(Stored entries)
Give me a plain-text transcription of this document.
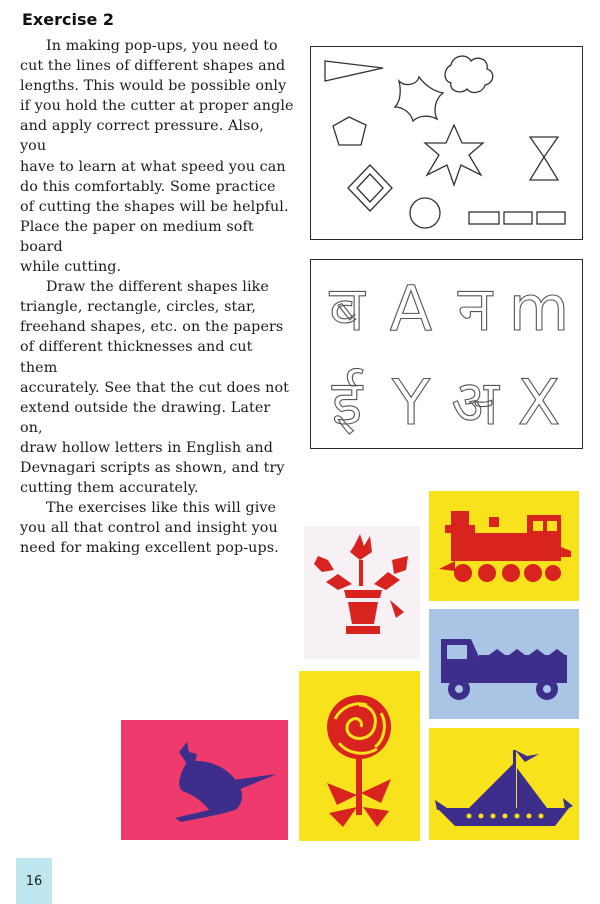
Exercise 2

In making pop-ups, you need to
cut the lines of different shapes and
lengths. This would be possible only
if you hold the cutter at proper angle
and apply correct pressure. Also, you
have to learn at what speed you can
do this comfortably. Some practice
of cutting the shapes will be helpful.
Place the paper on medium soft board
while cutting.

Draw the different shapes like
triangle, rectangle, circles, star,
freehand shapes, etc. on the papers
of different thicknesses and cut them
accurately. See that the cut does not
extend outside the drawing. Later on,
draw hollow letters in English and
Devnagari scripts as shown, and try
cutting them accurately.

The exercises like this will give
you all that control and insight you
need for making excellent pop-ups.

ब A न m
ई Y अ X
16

**STATED PROBLEM**
Copy out each line of the material that holds the word "shapes".

**WRITTEN ANSWER**
cut the lines of different shapes and
of cutting the shapes will be helpful.
Draw the different shapes like
freehand shapes, etc. on the papers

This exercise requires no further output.